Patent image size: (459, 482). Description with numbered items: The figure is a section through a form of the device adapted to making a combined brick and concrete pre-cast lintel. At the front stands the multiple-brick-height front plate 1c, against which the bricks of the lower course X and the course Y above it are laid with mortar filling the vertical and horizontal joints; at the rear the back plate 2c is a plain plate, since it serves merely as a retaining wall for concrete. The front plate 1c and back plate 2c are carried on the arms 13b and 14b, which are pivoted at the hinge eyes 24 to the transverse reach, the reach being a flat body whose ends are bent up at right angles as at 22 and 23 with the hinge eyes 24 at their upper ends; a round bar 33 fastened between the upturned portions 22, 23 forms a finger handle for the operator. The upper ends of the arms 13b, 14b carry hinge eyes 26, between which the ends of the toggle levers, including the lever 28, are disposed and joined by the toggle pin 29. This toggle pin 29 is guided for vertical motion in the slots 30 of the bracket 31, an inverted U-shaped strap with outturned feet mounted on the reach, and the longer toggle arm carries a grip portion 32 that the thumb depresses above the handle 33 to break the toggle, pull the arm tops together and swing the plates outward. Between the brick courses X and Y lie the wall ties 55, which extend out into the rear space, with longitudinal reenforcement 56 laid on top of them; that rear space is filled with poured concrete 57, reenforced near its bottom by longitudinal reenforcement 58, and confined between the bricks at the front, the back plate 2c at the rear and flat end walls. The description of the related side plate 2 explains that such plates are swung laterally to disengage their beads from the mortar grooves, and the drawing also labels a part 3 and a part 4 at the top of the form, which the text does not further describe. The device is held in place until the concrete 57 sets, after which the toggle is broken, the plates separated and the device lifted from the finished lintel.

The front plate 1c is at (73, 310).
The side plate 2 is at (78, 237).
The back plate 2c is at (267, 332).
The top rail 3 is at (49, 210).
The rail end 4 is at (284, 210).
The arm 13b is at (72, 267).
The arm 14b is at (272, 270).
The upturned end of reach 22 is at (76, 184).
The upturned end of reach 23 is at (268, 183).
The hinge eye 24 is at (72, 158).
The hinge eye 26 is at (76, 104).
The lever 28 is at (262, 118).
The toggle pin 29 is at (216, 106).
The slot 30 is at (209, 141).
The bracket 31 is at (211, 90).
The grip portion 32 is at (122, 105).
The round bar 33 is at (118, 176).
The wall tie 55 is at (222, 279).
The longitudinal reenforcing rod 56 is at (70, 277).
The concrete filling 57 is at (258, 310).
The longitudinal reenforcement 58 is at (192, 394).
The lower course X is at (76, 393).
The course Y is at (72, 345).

-*-

- [Problem description]:
Output the lines of the records from the very first one through the line holding "The front plate 1c is at (73, 310).", inclusive, reproducing them unchanged.

- [Expected answer]:
Patent image size: (459, 482). Description with numbered items: The figure is a section through a form of the device adapted to making a combined brick and concrete pre-cast lintel. At the front stands the multiple-brick-height front plate 1c, against which the bricks of the lower course X and the course Y above it are laid with mortar filling the vertical and horizontal joints; at the rear the back plate 2c is a plain plate, since it serves merely as a retaining wall for concrete. The front plate 1c and back plate 2c are carried on the arms 13b and 14b, which are pivoted at the hinge eyes 24 to the transverse reach, the reach being a flat body whose ends are bent up at right angles as at 22 and 23 with the hinge eyes 24 at their upper ends; a round bar 33 fastened between the upturned portions 22, 23 forms a finger handle for the operator. The upper ends of the arms 13b, 14b carry hinge eyes 26, between which the ends of the toggle levers, including the lever 28, are disposed and joined by the toggle pin 29. This toggle pin 29 is guided for vertical motion in the slots 30 of the bracket 31, an inverted U-shaped strap with outturned feet mounted on the reach, and the longer toggle arm carries a grip portion 32 that the thumb depresses above the handle 33 to break the toggle, pull the arm tops together and swing the plates outward. Between the brick courses X and Y lie the wall ties 55, which extend out into the rear space, with longitudinal reenforcement 56 laid on top of them; that rear space is filled with poured concrete 57, reenforced near its bottom by longitudinal reenforcement 58, and confined between the bricks at the front, the back plate 2c at the rear and flat end walls. The description of the related side plate 2 explains that such plates are swung laterally to disengage their beads from the mortar grooves, and the drawing also labels a part 3 and a part 4 at the top of the form, which the text does not further describe. The device is held in place until the concrete 57 sets, after which the toggle is broken, the plates separated and the device lifted from the finished lintel.

The front plate 1c is at (73, 310).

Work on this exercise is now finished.